Lo que se pide:
1/ Enumera las prendas de vestir que, según el artículo sobre las Germanías, lleva el hombre que se hace llamar "el hermano de todos".
2/ Según el artículo sobre las Germanías, ¿en qué lengua y con qué acento se dirige "el hermano de todos" a la muchedumbre?
3/ Escribe lo que sigue en el artículo sobre las Germanías, a partir de su última oración.

Texto mostrado:
========================================================================
(Artículo publicado en diciembre de 2014 en Plaza)
VALENCIA. En marzo de 1522, tras haber controlado el reino de Valencia durante dos años, la situación de los últimos partidarios de la revuelta de las Germanías es insostenible. Ahora es el virrey quien controla la situación. Ellos sólo mantienen el dominio de la ciudad de Xàtiva y la villa de Alzira. Por si fuera poco, su intrépido capitán Vicent Peris, protagonista de las principales victorias agermanadas, acaba de perder la vida en el intento de resucitar la rebelión en la ciudad de Valencia. Los ideales de justicia social por los que muchos han luchado durante tanto tiempo están a punto de perder todo su sentido. Se vuelven irrealizables.
Pero justo entonces, un viernes de Cuaresma, los setabenses son convocados en la plaza de la Seo ante un catafalco preparado para la ocasión por un hombre que se hace llamar "el hermano de todos". Es una persona de apariencia humilde, de unos 25 años, con capa y calzones de marinero y zapatos desparejados. Según se constata en el proceso inquisitorial llevado a cabo posteriormente, se presenta con una espada en la mano, flanqueado por dos hombres que hacen sonar las trompetas, y se dirige en castellano con acento andaluz a la muchedumbre para revelarles su mensaje.
Les cuenta que mientras ejercía su oficio de pastor se le habían aparecido Enoc y Elías, los profetas del Apocalipsis, informándole de que iban a matar al Anticristo, encarnado en la figura del Papa. No obstante, el Juicio Final no llegaría de inmediato, sino que, antes del fin de los días, el mundo existiría aún durante mucho tiempo sin la presencia del diablo, más de mil años de igualdad y felicidad. Él debía embarcarse hasta una tierra, la valenciana, en la que «havía de hazer mucho provecho y justicia», por lo que les proponía sacar todas las riquezas de la iglesia mayor de Xàtiva y venderlas «para la sancta guerra y para dar a las ovejitas de Dios que no tienen qué comer».
========================================================================
Datos proporcionados:

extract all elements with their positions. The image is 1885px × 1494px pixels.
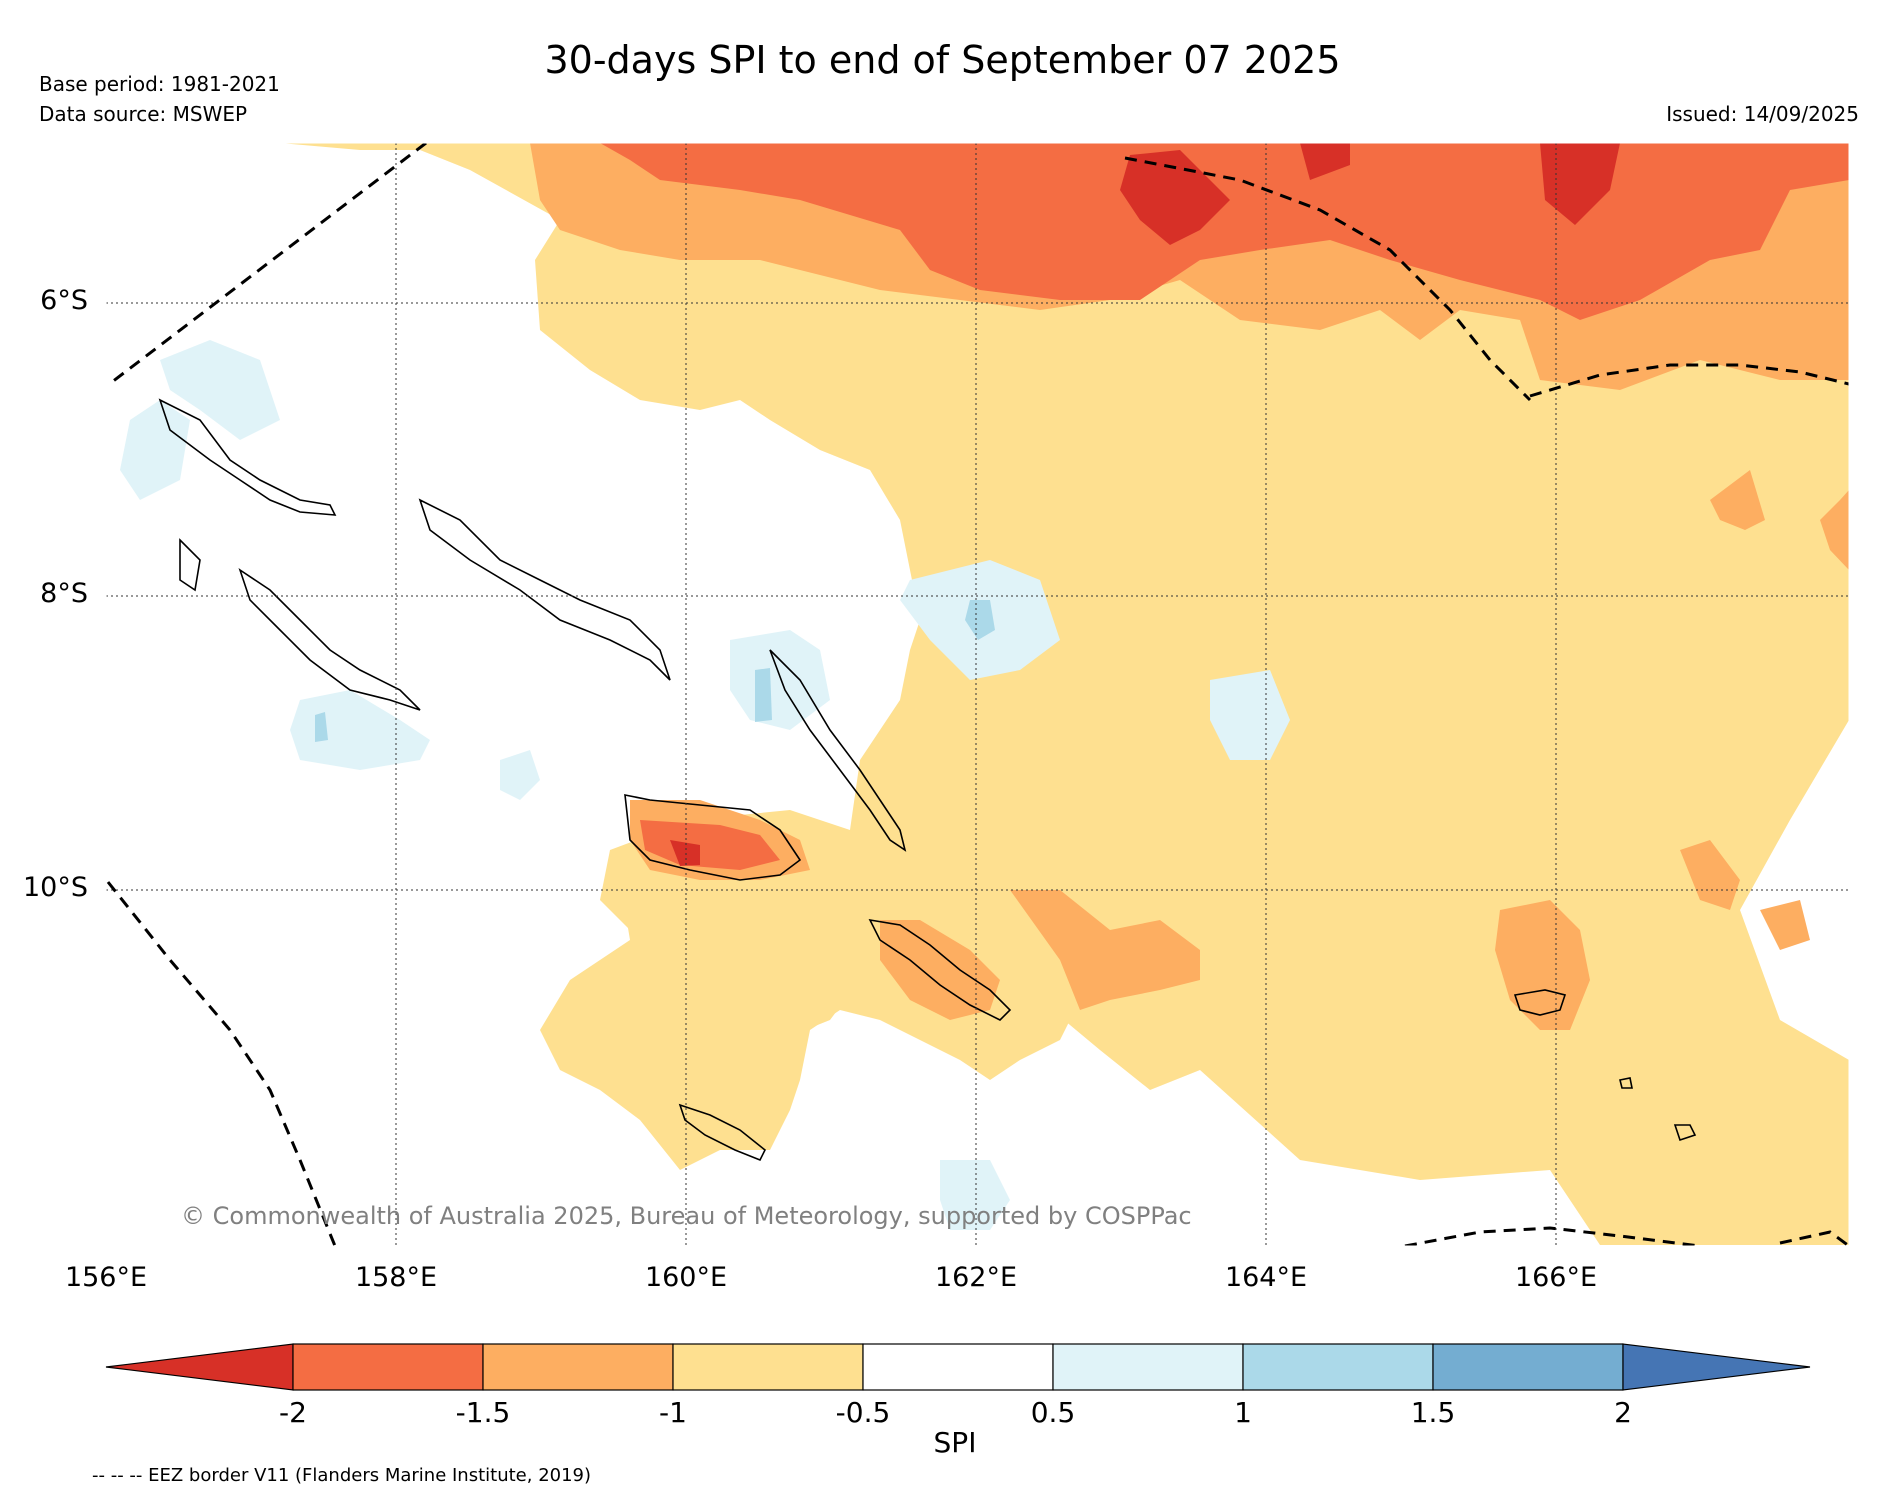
========================================================================
Respuestas del ejercicio:
1/ Capa, calzones de marinero y zapatos desparejados.

2/ En castellano, con acento andaluz.

3/
El hombre, además, aprovecha para pronunciar unas misteriosas palabras sobre el monarca Carlos I, cuya marcha de España a tierras alemanas para asumir el cetro imperial germánico ha ocasionado la propia revuelta de las Germanías: «yo os demostraré cómo es rey y no es rey». Una voz del público, evidentemente concertada con anterioridad, pide explicaciones y el novedoso personaje las ofrece enseguida: el verdadero rey, en realidad, debería ser él mismo, ya que es «hijo del príncipe don Juan y de su mujer, madama Margarita de Flandes, y nieto de los Reyes Católicos don Fernando e Isabel».
Era el primero en la línea sucesoria, pero fue apartado y escondido por una intriga cortesana destinada a favorecer a la infanta doña Juana y su marido don Felipe de Austria. Es por ello que Carlos I reina ahora en España, mientras que él ha sido criado por una pastora en "las partes de Gibraltar", con el nombre de Enrique Manrique de Ribera. Otra de las personas del público, otro cómplice, masculla su sorpresa: recuerda que, en efecto, hacia 1497 se había anunciado que el único vástago de don Juan y doña Margarita había nacido muerto, por lo que la edad de aquel hombre concuerda perfectamente con su versión de los hechos.
A partir de ese momento "el hermano de todos" pasa a ser llamado "el Rey Encubierto" y los últimos agermanados, que necesitan aferrarse a un clavo ardiendo por su dramática situación, ven cómo toma forma la profecía conocida por muchos de ellos a través del libro de fray Joan Alemany De la venguda de l'Antichrist e de les coses que se han de seguir. La obra se había publicado en Valencia dos años antes, en 1520, posiblemente bajo el patrocinio de la propia Junta de las Germanías, según apunta el experto Vicent Vallés. En ella se anunciaba la llegada de un "encubert" desde Andalucía que llevaría la salvación "a tots los crestians". Tras su llegada, «Satan serà encadenat, no hauran bregues e tots viuran justament, no sabran les gents què cosa és pelea ni daran tribut, no y haurà mortandat ni pestilències».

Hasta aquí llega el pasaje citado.